Report back each line of the records that contains the string "symbol".

════════════════════

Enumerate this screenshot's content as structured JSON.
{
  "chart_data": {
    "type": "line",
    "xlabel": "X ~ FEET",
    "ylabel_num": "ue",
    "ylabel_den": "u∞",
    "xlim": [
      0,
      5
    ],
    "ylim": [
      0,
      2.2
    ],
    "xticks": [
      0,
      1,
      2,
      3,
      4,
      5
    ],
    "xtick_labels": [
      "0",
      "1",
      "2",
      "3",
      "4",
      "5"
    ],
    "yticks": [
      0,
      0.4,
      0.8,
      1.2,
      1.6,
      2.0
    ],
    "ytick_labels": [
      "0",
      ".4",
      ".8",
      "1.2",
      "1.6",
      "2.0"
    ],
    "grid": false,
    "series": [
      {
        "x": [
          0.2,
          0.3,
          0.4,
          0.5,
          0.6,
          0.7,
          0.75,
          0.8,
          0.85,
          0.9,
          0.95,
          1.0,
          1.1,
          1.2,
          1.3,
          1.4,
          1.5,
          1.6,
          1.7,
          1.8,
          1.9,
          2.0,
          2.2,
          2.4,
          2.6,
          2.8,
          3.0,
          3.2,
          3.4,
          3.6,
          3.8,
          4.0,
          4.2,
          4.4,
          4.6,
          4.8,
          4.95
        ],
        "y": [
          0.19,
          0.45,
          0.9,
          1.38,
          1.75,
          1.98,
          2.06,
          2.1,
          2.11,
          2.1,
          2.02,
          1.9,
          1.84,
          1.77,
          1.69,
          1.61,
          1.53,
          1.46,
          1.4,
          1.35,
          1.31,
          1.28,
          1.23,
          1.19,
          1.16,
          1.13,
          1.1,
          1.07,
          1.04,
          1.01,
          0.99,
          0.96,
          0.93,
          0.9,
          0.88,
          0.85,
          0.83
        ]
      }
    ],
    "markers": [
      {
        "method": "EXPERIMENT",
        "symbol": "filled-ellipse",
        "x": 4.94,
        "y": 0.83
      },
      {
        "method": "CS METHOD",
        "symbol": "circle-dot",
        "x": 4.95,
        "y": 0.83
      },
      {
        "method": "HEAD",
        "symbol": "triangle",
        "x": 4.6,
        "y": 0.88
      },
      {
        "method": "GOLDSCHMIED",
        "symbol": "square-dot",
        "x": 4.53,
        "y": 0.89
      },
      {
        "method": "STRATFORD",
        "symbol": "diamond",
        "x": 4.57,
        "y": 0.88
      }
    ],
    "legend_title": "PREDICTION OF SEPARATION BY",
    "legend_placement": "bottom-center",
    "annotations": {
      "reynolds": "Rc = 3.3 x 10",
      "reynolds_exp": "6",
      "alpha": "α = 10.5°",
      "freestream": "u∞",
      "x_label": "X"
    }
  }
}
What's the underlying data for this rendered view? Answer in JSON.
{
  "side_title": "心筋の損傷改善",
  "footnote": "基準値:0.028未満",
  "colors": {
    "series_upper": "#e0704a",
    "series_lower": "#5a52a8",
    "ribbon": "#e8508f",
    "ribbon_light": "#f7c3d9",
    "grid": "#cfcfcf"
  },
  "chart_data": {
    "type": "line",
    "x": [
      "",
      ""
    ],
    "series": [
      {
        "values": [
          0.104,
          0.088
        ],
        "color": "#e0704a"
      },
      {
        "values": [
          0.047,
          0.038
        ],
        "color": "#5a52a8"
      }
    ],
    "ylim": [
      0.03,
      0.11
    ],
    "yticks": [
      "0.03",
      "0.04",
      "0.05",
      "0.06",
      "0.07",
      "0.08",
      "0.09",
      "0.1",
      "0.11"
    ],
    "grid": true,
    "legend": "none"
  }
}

════════════════════

### Result of the task
        "symbol": "filled-ellipse",
        "symbol": "circle-dot",
        "symbol": "triangle",
        "symbol": "square-dot",
        "symbol": "diamond",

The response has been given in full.